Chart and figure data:
──────
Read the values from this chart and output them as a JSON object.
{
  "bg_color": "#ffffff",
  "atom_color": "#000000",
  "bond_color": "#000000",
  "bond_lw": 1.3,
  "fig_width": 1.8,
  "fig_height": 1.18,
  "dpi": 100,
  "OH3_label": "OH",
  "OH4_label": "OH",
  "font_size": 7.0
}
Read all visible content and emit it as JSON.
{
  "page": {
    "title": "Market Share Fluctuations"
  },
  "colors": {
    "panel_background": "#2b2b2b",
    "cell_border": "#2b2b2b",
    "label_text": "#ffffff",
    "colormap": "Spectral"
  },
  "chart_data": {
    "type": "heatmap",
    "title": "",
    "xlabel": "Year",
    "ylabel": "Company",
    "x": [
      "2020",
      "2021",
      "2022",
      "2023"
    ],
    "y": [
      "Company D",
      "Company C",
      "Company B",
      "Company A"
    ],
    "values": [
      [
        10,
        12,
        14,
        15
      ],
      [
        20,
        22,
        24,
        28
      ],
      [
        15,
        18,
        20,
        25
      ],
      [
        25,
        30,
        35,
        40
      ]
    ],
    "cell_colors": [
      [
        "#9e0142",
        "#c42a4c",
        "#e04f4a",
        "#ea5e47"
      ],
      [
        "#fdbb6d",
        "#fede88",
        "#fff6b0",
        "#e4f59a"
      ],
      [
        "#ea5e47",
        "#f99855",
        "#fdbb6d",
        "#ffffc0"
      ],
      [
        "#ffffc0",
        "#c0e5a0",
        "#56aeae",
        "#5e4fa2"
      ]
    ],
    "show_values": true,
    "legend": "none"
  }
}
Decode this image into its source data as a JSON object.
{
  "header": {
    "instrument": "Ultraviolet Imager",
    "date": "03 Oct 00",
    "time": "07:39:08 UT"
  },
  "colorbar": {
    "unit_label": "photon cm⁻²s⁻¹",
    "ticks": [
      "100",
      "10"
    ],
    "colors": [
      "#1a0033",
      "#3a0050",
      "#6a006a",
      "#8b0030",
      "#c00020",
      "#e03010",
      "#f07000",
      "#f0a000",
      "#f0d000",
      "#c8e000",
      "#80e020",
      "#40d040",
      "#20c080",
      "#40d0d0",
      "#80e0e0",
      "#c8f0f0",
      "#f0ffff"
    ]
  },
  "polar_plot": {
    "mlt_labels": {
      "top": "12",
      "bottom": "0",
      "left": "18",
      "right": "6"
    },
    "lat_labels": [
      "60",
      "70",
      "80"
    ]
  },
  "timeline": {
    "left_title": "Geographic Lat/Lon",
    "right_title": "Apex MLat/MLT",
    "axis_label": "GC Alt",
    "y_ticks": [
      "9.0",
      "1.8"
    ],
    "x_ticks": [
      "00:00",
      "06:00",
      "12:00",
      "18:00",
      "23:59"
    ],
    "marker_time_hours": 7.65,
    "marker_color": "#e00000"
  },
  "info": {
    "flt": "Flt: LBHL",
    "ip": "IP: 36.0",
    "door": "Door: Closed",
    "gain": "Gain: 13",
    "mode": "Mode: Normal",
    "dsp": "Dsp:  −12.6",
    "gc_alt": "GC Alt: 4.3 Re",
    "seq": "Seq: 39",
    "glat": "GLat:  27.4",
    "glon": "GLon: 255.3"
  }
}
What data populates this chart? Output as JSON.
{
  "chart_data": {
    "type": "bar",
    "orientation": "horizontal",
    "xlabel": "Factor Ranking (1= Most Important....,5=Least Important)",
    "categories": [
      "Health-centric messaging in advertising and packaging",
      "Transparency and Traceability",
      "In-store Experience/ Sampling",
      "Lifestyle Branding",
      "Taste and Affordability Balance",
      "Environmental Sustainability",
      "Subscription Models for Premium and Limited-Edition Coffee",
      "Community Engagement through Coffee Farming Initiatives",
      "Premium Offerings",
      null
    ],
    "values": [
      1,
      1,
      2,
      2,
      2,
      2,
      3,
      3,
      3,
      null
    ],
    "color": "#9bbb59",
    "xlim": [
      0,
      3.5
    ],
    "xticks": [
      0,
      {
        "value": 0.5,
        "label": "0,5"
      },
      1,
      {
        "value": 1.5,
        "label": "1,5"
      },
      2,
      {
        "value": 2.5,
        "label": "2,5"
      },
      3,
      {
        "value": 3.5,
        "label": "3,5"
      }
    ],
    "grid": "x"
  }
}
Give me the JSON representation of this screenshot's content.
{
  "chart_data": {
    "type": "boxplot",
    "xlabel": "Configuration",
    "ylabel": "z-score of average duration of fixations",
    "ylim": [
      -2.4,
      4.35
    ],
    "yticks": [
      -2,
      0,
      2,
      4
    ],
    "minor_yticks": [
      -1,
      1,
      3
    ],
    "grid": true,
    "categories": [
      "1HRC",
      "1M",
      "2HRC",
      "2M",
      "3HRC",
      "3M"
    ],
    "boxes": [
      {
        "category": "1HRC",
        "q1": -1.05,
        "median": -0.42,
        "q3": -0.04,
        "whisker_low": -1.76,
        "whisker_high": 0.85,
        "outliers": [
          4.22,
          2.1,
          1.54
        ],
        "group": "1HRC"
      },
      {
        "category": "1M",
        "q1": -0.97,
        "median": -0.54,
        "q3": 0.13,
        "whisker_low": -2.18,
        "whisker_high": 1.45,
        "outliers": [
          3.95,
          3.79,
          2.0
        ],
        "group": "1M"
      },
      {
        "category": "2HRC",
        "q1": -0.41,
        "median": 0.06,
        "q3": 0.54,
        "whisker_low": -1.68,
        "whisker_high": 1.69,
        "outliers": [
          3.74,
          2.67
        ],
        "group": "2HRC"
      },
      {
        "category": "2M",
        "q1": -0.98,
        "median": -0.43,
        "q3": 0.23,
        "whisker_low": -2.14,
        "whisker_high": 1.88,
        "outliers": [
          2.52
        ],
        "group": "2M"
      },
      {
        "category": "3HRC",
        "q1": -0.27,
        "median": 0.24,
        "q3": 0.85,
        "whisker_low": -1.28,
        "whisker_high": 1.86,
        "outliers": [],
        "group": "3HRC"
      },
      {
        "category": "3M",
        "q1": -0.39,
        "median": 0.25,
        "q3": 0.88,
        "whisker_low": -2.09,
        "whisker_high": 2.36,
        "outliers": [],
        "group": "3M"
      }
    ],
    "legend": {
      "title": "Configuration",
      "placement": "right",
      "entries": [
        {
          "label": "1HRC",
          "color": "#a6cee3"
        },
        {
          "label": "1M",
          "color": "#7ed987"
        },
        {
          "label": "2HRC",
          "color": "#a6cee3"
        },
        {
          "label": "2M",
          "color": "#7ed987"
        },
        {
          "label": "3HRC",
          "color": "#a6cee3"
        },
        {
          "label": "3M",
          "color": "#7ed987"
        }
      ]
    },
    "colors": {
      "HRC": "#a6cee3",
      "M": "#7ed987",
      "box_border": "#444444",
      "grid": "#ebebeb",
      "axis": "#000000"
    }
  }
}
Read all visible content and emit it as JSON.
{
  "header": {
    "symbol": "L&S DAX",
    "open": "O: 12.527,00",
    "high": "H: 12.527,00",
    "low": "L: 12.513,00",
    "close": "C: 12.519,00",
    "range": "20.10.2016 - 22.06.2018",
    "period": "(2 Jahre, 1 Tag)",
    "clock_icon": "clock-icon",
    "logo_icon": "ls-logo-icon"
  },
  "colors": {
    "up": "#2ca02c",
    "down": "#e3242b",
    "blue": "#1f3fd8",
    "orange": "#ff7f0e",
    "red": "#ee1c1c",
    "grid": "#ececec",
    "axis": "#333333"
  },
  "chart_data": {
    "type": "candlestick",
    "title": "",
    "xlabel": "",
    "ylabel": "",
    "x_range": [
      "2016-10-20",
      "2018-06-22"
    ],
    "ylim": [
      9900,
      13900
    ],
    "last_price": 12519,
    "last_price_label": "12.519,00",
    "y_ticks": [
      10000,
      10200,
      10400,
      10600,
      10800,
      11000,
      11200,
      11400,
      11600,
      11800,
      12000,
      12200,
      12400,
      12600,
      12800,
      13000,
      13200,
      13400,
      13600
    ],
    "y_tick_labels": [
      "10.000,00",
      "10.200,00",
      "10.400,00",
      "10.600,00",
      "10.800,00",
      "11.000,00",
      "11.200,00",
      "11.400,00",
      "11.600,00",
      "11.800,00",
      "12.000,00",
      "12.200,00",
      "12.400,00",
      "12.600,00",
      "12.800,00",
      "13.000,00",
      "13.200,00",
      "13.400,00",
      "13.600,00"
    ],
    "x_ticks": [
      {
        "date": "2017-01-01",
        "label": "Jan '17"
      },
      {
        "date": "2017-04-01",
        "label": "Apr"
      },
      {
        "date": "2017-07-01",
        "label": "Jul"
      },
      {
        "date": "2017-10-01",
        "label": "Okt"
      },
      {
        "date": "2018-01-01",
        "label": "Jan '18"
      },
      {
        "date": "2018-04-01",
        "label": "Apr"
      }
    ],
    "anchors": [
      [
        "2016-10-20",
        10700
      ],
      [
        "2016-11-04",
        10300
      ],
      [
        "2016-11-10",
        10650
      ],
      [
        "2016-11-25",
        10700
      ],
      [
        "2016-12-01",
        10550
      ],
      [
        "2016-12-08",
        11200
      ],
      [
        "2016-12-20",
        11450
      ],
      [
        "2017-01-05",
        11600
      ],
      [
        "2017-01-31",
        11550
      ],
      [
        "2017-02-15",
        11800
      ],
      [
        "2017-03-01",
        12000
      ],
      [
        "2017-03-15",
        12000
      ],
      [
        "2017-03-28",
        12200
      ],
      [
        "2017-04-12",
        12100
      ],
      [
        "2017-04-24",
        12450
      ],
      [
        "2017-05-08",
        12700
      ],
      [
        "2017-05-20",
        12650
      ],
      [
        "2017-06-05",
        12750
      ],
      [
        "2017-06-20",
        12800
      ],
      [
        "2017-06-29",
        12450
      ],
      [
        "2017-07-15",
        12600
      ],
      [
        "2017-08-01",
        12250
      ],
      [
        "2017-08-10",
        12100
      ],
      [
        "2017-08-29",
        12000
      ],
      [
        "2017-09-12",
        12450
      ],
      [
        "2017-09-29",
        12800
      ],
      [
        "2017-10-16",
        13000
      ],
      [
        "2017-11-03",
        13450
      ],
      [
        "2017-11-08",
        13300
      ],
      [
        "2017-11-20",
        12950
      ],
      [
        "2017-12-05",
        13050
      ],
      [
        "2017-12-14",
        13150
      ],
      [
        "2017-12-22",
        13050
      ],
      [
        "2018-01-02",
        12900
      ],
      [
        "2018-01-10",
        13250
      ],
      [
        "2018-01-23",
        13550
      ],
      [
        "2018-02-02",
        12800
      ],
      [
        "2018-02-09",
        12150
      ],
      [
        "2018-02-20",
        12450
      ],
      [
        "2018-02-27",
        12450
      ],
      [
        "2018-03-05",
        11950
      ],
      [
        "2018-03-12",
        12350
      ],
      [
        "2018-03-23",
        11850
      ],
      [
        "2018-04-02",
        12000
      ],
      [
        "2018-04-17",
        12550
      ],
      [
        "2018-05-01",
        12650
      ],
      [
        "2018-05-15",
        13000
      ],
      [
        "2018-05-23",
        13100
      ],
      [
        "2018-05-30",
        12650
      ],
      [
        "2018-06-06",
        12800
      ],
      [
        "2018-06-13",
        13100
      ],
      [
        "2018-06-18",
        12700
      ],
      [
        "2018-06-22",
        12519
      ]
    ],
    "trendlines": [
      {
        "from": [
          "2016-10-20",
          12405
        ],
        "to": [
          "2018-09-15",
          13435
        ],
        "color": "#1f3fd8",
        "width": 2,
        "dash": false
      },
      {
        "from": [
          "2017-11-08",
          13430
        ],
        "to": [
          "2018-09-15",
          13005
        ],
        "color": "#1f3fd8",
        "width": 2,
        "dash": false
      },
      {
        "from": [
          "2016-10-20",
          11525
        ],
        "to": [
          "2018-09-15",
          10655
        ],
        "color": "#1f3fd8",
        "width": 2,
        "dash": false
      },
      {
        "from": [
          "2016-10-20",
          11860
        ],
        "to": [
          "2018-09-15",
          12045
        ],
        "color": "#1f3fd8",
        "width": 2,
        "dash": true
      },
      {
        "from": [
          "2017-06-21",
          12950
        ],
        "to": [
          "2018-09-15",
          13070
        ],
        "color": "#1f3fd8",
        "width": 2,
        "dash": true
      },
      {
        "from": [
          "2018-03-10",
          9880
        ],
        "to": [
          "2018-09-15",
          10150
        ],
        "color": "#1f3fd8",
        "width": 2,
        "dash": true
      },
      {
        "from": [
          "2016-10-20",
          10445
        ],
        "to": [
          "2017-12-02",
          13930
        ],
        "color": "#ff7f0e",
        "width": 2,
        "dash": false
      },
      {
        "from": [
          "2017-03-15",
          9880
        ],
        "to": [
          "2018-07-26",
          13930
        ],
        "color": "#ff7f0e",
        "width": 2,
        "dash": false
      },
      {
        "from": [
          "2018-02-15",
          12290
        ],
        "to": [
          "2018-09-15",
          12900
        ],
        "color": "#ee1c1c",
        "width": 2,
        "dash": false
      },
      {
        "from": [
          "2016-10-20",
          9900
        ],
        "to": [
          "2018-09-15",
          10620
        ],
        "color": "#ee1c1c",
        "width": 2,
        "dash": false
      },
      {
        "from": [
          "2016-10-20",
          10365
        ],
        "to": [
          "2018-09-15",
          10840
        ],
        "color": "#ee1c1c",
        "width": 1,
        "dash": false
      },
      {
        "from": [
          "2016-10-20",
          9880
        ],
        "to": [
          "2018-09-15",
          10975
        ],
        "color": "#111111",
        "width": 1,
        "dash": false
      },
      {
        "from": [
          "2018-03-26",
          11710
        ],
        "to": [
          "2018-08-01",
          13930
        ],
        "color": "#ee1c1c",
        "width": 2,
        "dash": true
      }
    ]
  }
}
──────
Determine the number of lines in the listing that hold the word "grid", and supply that number and nothing further.

4